(Collected data entries)
---

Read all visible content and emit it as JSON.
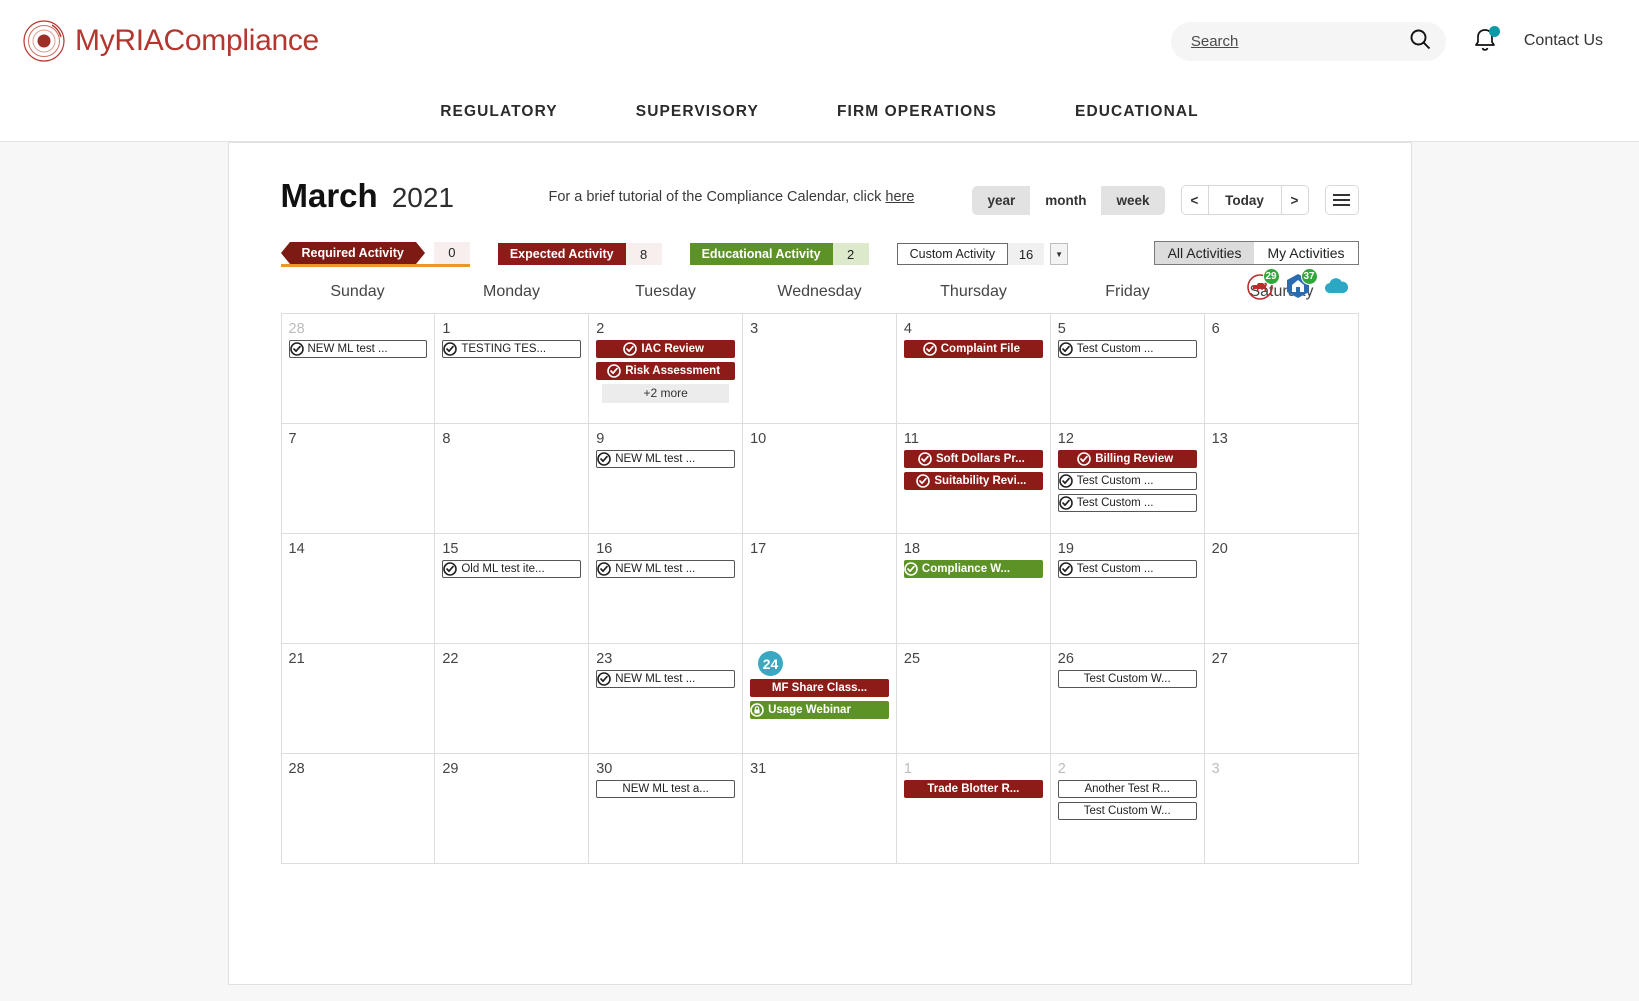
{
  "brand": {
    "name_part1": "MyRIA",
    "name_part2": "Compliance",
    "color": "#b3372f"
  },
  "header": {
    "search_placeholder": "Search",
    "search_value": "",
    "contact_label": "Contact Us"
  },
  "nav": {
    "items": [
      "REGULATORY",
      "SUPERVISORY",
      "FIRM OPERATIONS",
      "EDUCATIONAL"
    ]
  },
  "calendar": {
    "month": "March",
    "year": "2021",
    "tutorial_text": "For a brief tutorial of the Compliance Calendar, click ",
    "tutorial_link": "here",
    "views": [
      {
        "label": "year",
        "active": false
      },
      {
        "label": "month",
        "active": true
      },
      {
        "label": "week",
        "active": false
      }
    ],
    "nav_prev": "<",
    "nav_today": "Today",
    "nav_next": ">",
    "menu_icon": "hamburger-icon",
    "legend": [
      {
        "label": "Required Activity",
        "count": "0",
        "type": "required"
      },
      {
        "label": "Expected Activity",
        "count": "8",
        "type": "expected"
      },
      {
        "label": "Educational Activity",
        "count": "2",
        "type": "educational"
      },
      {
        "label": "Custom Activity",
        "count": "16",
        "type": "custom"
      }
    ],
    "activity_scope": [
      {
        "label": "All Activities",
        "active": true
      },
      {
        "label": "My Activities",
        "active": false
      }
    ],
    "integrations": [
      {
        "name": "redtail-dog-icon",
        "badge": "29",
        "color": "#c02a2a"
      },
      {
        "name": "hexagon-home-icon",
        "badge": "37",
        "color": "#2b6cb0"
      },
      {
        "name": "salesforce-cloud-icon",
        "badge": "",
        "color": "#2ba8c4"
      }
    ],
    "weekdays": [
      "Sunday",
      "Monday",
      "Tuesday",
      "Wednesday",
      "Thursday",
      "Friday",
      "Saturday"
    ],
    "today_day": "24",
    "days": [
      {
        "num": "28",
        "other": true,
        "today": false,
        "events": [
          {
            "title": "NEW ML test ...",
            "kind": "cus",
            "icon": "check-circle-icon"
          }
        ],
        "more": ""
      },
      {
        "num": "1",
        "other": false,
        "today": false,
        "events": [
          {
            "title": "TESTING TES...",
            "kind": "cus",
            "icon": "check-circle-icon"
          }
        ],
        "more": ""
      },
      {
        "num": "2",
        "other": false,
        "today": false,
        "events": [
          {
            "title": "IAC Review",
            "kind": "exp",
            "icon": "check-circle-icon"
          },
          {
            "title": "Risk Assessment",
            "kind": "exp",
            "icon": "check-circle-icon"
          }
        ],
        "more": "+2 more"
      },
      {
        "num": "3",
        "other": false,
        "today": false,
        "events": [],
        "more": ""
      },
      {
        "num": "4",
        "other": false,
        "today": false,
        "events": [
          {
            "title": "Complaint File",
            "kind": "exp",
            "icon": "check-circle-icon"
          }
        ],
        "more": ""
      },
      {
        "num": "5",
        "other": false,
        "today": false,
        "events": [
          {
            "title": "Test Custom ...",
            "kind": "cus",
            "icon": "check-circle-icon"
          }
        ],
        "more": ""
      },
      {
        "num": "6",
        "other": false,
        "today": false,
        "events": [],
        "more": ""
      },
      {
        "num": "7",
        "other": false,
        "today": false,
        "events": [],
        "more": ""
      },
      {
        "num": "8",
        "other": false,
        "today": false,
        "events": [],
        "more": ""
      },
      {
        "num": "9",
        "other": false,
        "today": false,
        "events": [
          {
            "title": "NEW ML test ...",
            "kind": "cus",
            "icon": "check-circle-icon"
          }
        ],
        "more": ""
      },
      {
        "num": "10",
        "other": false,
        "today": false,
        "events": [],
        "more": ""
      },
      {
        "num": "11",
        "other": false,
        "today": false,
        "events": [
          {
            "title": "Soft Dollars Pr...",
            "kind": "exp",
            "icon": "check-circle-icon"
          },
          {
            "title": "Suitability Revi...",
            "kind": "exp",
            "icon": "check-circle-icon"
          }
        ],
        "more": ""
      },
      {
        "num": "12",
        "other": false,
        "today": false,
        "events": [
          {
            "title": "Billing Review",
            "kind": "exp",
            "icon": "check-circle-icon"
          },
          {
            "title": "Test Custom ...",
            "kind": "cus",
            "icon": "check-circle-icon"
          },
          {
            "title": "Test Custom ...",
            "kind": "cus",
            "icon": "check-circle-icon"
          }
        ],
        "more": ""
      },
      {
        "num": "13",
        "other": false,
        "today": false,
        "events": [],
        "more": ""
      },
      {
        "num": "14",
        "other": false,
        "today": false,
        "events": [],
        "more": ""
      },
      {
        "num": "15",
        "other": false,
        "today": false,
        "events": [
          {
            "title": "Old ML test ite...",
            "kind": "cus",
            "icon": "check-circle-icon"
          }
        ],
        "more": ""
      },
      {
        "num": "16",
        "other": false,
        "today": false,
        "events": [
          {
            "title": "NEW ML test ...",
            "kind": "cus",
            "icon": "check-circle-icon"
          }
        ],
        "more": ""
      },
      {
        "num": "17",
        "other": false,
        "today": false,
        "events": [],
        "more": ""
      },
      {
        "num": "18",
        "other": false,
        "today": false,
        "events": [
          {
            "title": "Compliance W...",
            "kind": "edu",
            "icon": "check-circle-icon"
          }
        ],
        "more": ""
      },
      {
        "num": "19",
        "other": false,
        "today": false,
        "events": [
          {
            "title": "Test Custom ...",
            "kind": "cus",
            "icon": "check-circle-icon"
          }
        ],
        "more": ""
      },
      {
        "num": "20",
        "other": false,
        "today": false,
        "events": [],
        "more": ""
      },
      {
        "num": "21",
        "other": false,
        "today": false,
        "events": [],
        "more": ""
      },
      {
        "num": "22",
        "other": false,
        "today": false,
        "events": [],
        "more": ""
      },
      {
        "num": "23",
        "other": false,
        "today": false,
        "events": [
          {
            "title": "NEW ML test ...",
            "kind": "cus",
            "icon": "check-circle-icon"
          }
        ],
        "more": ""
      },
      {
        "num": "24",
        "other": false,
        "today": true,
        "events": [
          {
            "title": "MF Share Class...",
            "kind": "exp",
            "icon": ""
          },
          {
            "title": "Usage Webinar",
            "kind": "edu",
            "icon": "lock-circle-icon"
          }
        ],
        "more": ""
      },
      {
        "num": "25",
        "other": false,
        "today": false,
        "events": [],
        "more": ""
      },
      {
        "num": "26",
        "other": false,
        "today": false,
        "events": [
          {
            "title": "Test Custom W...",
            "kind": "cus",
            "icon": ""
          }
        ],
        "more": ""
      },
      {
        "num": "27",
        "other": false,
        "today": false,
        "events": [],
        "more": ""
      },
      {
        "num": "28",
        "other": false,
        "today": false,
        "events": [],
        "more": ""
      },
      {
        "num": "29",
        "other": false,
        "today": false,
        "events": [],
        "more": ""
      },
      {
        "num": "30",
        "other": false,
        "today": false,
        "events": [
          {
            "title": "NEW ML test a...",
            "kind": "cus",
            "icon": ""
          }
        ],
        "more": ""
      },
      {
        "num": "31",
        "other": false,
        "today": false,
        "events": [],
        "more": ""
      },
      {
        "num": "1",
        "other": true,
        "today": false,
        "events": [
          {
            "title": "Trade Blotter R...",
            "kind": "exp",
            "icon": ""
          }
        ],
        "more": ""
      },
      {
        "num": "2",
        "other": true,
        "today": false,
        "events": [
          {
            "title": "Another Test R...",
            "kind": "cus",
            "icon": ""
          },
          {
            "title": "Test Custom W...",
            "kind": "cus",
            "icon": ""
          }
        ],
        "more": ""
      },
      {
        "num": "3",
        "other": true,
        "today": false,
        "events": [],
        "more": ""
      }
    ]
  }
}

---

Every line holding "Compliance" should be copied out.

    "name_part2": "Compliance",
    "tutorial_text": "For a brief tutorial of the Compliance Calendar, click ",
            "title": "Compliance W...",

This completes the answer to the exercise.